------ Task inputs

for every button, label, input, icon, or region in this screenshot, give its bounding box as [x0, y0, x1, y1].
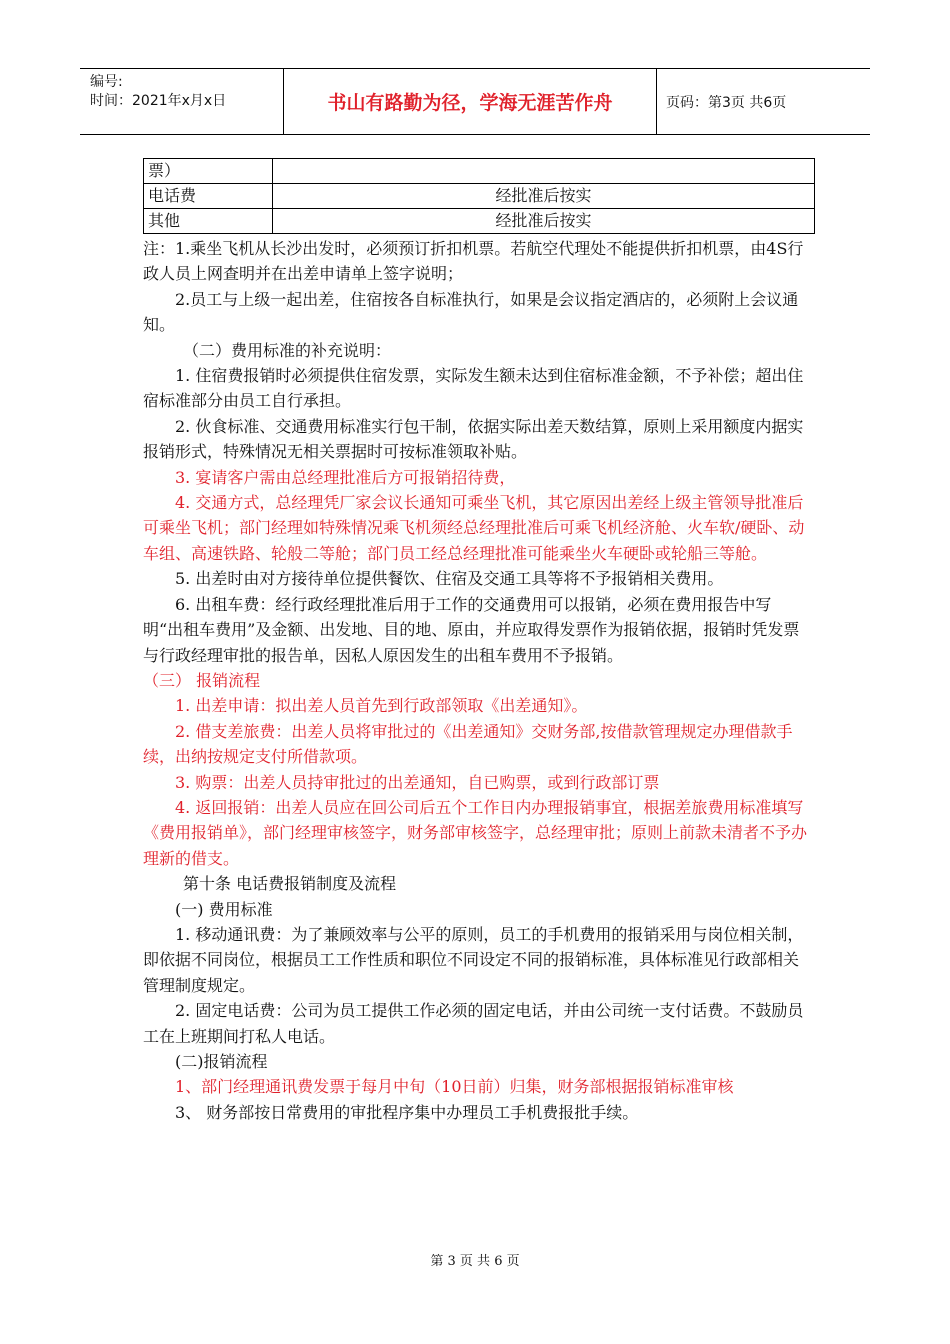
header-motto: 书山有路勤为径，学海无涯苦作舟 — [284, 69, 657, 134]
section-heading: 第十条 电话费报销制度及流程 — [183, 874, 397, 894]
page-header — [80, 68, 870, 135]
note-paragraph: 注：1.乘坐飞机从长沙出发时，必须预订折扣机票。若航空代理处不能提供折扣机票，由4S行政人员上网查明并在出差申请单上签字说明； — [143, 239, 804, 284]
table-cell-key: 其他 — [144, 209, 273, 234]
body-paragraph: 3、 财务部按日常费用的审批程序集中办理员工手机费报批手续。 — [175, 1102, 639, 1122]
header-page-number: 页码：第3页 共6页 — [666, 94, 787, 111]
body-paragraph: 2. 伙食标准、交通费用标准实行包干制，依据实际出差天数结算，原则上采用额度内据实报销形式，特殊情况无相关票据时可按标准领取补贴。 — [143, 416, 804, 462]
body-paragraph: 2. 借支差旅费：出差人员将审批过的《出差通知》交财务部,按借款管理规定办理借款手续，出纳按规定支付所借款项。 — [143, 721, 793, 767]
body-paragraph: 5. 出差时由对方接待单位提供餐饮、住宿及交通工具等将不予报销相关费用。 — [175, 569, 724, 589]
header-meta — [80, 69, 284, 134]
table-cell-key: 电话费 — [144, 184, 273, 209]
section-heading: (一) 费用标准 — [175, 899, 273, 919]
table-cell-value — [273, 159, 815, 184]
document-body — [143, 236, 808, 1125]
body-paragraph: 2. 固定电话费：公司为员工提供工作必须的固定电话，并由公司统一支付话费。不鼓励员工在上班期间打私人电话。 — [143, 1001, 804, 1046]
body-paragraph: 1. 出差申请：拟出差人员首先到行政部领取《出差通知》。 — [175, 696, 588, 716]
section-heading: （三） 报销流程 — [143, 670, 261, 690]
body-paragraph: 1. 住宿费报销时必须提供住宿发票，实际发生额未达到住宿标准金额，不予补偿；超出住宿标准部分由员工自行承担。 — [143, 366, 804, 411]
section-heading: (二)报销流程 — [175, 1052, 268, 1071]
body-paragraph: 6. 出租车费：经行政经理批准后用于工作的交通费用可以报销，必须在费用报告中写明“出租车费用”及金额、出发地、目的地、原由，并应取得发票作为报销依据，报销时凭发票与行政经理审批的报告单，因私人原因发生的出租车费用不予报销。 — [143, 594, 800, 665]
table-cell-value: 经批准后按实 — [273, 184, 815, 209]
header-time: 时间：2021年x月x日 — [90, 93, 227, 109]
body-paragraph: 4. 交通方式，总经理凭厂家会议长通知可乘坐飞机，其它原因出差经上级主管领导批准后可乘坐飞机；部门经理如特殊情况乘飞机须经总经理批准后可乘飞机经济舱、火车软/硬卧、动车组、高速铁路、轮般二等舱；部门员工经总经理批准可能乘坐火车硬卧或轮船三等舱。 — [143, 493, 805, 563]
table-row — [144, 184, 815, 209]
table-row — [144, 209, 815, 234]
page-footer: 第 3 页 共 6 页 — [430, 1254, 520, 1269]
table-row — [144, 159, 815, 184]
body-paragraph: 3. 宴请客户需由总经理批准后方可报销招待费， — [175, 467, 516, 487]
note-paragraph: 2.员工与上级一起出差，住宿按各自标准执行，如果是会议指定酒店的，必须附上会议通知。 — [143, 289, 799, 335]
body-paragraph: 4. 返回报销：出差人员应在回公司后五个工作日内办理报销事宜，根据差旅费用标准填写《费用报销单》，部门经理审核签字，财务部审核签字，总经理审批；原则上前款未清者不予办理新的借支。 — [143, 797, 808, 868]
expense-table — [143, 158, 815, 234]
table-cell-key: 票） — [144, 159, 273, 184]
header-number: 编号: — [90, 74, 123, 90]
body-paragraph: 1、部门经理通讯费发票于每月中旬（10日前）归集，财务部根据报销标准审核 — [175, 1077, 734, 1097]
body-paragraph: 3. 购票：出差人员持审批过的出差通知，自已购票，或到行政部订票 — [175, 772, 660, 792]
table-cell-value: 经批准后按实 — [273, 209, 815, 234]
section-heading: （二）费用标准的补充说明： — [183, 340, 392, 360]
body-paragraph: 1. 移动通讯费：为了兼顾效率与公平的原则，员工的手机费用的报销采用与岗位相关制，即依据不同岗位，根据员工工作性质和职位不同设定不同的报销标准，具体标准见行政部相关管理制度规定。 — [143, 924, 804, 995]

------------

Task directions => Reproduce all of the lines above, word for word, and omit the pictures from your reply.

Reply to the task =>
for every button, label, input, icon, or region in this screenshot, give its bounding box as [x0, y0, x1, y1].
header-motto: 书山有路勤为径，学海无涯苦作舟 — [284, 69, 657, 134]
section-heading: 第十条 电话费报销制度及流程 — [183, 874, 397, 894]
page-header — [80, 68, 870, 135]
note-paragraph: 注：1.乘坐飞机从长沙出发时，必须预订折扣机票。若航空代理处不能提供折扣机票，由4S行政人员上网查明并在出差申请单上签字说明； — [143, 239, 804, 284]
table-cell-key: 其他 — [144, 209, 273, 234]
body-paragraph: 3、 财务部按日常费用的审批程序集中办理员工手机费报批手续。 — [175, 1102, 639, 1122]
header-page-number: 页码：第3页 共6页 — [666, 94, 787, 111]
body-paragraph: 2. 伙食标准、交通费用标准实行包干制，依据实际出差天数结算，原则上采用额度内据实报销形式，特殊情况无相关票据时可按标准领取补贴。 — [143, 416, 804, 462]
body-paragraph: 2. 借支差旅费：出差人员将审批过的《出差通知》交财务部,按借款管理规定办理借款手续，出纳按规定支付所借款项。 — [143, 721, 793, 767]
body-paragraph: 5. 出差时由对方接待单位提供餐饮、住宿及交通工具等将不予报销相关费用。 — [175, 569, 724, 589]
header-meta — [80, 69, 284, 134]
table-cell-key: 电话费 — [144, 184, 273, 209]
section-heading: (一) 费用标准 — [175, 899, 273, 919]
table-cell-value — [273, 159, 815, 184]
document-body — [143, 236, 808, 1125]
body-paragraph: 2. 固定电话费：公司为员工提供工作必须的固定电话，并由公司统一支付话费。不鼓励员工在上班期间打私人电话。 — [143, 1001, 804, 1046]
body-paragraph: 1. 出差申请：拟出差人员首先到行政部领取《出差通知》。 — [175, 696, 588, 716]
section-heading: （三） 报销流程 — [143, 670, 261, 690]
body-paragraph: 1. 住宿费报销时必须提供住宿发票，实际发生额未达到住宿标准金额，不予补偿；超出住宿标准部分由员工自行承担。 — [143, 366, 804, 411]
section-heading: (二)报销流程 — [175, 1052, 268, 1071]
body-paragraph: 6. 出租车费：经行政经理批准后用于工作的交通费用可以报销，必须在费用报告中写明“出租车费用”及金额、出发地、目的地、原由，并应取得发票作为报销依据，报销时凭发票与行政经理审批的报告单，因私人原因发生的出租车费用不予报销。 — [143, 594, 800, 665]
table-cell-value: 经批准后按实 — [273, 184, 815, 209]
header-time: 时间：2021年x月x日 — [90, 93, 227, 109]
body-paragraph: 4. 交通方式，总经理凭厂家会议长通知可乘坐飞机，其它原因出差经上级主管领导批准后可乘坐飞机；部门经理如特殊情况乘飞机须经总经理批准后可乘飞机经济舱、火车软/硬卧、动车组、高速铁路、轮般二等舱；部门员工经总经理批准可能乘坐火车硬卧或轮船三等舱。 — [143, 493, 805, 563]
table-row — [144, 184, 815, 209]
table-row — [144, 209, 815, 234]
page-footer: 第 3 页 共 6 页 — [430, 1254, 520, 1269]
table-row — [144, 159, 815, 184]
body-paragraph: 3. 宴请客户需由总经理批准后方可报销招待费， — [175, 467, 516, 487]
note-paragraph: 2.员工与上级一起出差，住宿按各自标准执行，如果是会议指定酒店的，必须附上会议通知。 — [143, 289, 799, 335]
body-paragraph: 4. 返回报销：出差人员应在回公司后五个工作日内办理报销事宜，根据差旅费用标准填写《费用报销单》，部门经理审核签字，财务部审核签字，总经理审批；原则上前款未清者不予办理新的借支。 — [143, 797, 808, 868]
expense-table — [143, 158, 815, 234]
table-cell-key: 票） — [144, 159, 273, 184]
header-number: 编号: — [90, 74, 123, 90]
body-paragraph: 1、部门经理通讯费发票于每月中旬（10日前）归集，财务部根据报销标准审核 — [175, 1077, 734, 1097]
body-paragraph: 3. 购票：出差人员持审批过的出差通知，自已购票，或到行政部订票 — [175, 772, 660, 792]
table-cell-value: 经批准后按实 — [273, 209, 815, 234]
section-heading: （二）费用标准的补充说明： — [183, 340, 392, 360]
body-paragraph: 1. 移动通讯费：为了兼顾效率与公平的原则，员工的手机费用的报销采用与岗位相关制，即依据不同岗位，根据员工工作性质和职位不同设定不同的报销标准，具体标准见行政部相关管理制度规定。 — [143, 924, 804, 995]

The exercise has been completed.